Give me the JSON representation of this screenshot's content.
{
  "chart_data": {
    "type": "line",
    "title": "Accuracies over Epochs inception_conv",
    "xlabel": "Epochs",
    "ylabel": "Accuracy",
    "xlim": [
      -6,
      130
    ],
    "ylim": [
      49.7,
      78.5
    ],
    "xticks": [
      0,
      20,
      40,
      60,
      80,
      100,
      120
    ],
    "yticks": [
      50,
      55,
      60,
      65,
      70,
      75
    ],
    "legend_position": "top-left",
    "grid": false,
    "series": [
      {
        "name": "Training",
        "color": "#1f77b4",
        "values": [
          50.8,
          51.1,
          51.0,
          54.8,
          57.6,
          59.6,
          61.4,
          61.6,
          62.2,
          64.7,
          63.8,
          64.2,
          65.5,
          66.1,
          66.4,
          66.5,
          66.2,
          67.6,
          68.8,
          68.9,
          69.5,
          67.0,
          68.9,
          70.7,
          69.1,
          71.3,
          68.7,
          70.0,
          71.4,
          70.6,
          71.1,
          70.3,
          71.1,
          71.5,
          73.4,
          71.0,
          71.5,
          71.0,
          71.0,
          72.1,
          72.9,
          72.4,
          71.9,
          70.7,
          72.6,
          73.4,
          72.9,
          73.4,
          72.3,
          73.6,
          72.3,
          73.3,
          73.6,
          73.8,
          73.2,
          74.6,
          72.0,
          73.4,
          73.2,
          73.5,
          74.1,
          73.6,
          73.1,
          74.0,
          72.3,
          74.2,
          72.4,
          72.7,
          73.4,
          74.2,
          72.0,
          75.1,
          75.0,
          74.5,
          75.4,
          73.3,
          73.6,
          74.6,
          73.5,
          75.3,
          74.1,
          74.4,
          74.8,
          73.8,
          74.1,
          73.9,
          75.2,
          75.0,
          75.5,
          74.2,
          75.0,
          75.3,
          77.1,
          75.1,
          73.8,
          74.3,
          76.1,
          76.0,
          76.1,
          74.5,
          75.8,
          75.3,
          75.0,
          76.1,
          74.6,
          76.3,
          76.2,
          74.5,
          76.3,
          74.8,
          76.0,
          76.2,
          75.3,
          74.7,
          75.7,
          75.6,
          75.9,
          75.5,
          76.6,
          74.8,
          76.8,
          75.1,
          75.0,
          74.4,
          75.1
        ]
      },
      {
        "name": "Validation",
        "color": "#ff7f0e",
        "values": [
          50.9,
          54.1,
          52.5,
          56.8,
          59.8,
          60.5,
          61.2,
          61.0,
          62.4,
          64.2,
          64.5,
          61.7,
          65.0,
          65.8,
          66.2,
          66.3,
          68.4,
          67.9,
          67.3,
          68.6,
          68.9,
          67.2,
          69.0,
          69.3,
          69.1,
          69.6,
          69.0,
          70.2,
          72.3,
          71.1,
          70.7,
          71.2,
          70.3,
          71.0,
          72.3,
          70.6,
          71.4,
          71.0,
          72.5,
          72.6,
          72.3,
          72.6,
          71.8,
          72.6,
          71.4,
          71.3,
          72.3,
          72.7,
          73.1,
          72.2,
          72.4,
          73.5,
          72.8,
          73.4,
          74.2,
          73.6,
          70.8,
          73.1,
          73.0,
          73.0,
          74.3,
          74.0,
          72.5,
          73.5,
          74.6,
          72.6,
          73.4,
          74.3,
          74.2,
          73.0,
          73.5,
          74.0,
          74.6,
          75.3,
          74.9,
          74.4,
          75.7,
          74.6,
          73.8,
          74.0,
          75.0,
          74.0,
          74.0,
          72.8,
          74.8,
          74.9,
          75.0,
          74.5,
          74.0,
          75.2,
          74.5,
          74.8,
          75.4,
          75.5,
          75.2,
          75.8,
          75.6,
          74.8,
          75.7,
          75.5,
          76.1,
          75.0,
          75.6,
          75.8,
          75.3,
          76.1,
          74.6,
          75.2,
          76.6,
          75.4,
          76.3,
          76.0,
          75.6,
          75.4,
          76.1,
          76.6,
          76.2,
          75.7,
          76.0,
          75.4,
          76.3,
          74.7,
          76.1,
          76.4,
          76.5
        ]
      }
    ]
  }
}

--

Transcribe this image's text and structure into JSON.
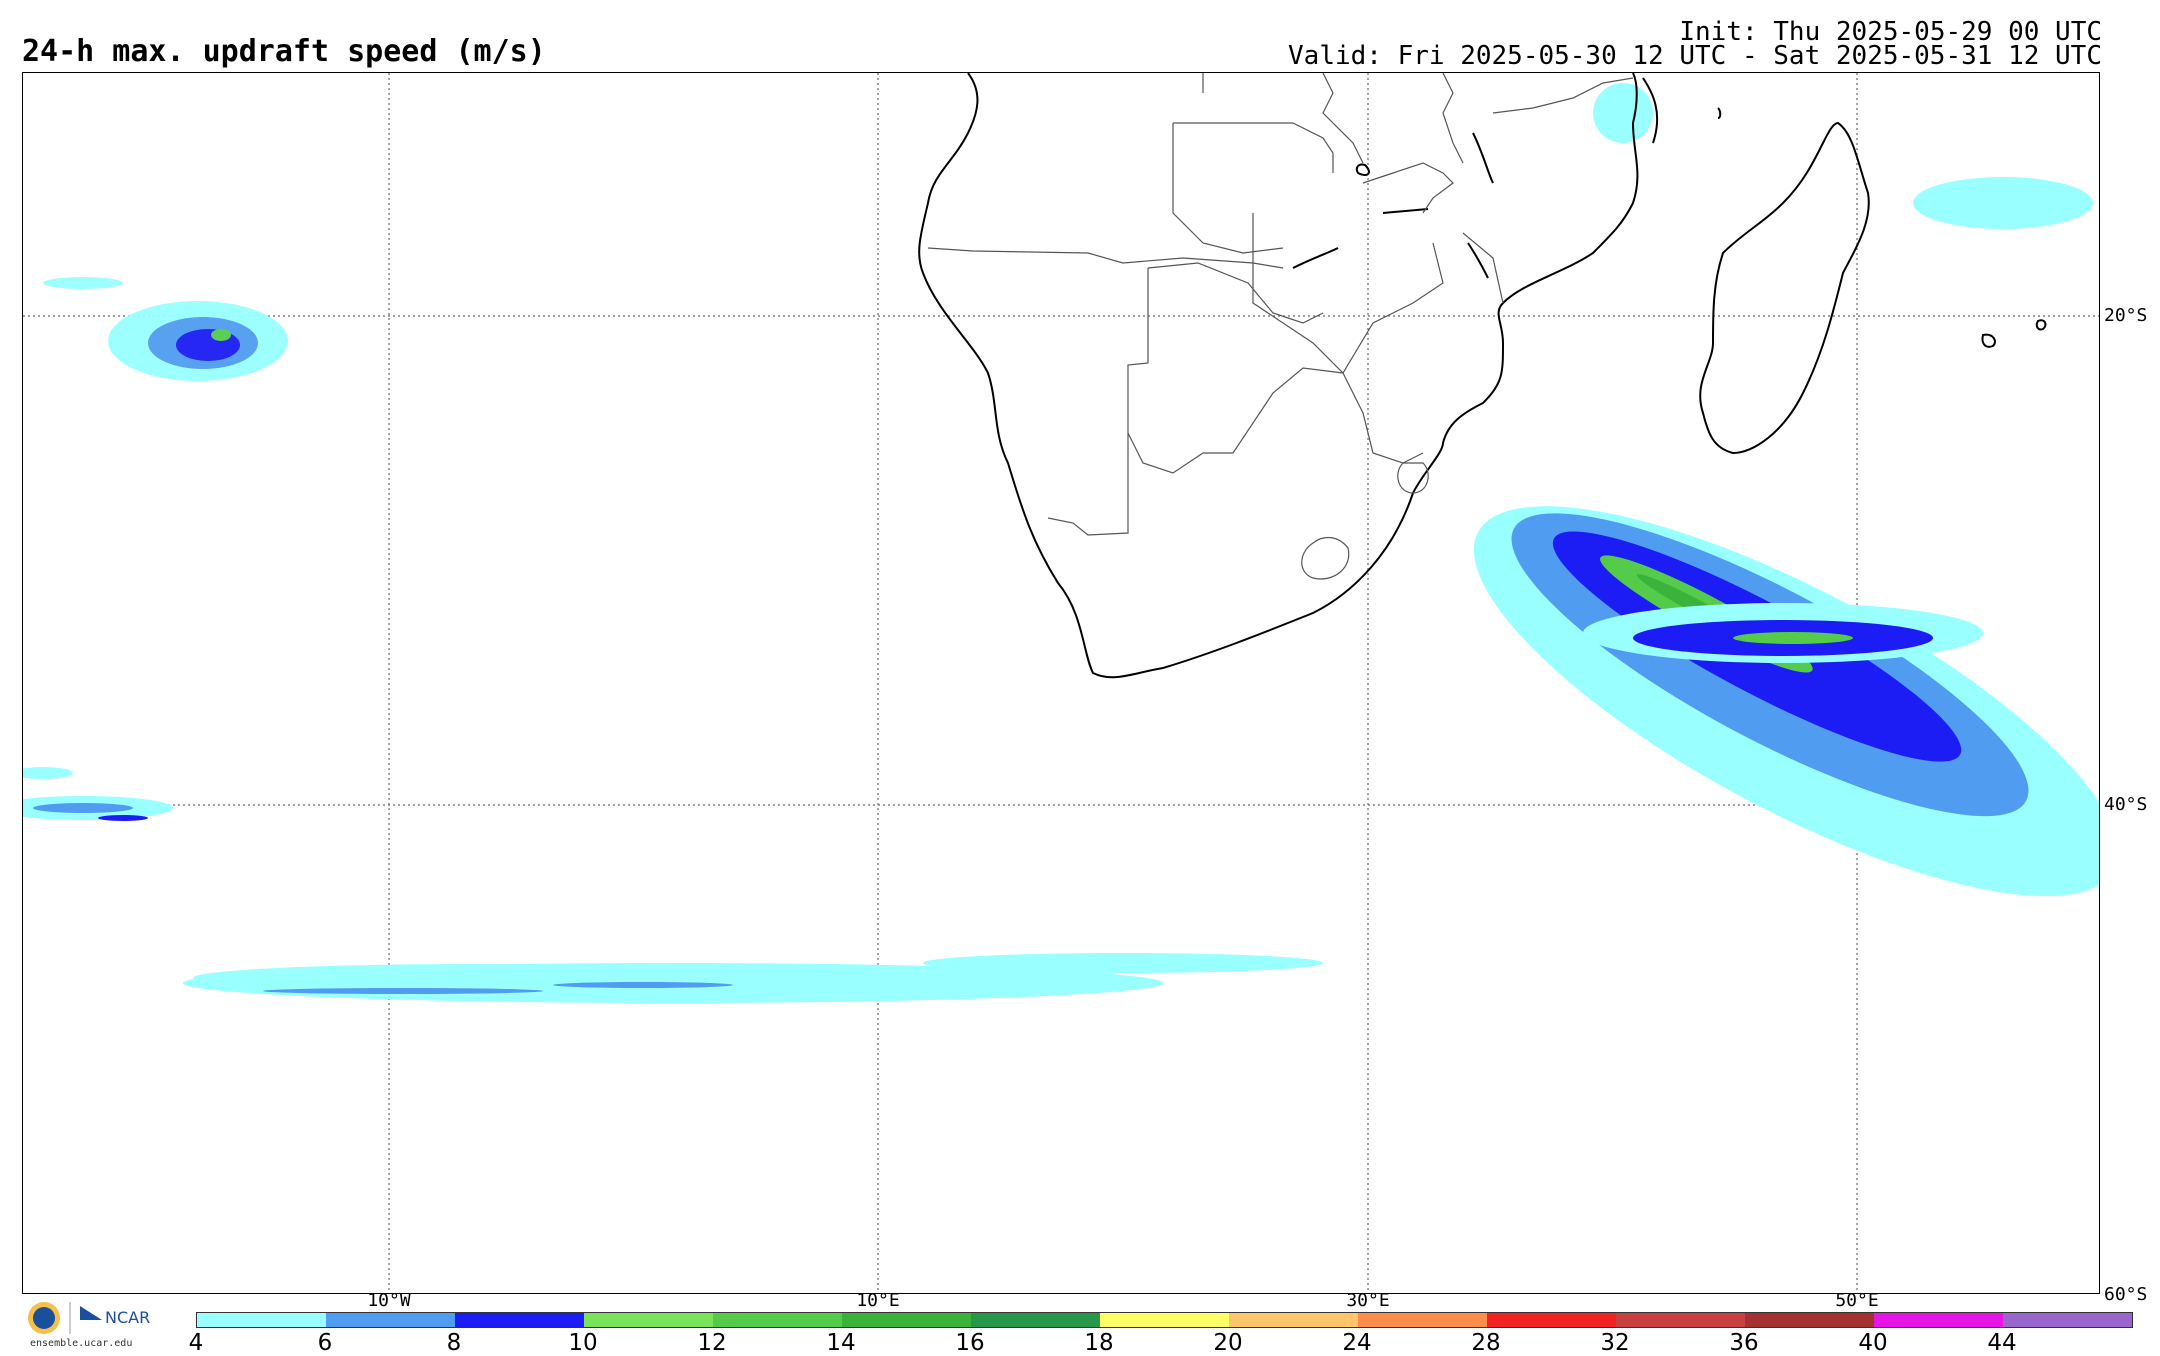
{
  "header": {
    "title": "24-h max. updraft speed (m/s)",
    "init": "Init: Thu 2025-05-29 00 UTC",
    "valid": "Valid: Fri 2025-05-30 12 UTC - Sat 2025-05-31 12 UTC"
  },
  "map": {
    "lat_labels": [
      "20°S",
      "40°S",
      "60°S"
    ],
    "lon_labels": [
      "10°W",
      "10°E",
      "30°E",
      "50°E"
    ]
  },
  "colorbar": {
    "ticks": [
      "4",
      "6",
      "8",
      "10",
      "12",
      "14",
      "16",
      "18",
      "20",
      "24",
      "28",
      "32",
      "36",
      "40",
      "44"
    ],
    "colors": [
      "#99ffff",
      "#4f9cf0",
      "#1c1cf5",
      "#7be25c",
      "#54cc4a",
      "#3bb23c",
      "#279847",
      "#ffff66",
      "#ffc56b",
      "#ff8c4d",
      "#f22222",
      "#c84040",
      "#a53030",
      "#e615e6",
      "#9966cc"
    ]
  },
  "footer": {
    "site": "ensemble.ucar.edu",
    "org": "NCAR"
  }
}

■ **DESCRIPTION OF THE TASK**
Extract every line from the records above that contains the word "Epochs".

■ **SOLVED EXERCISE**
    "title": "Accuracies over Epochs inception_conv",
    "xlabel": "Epochs",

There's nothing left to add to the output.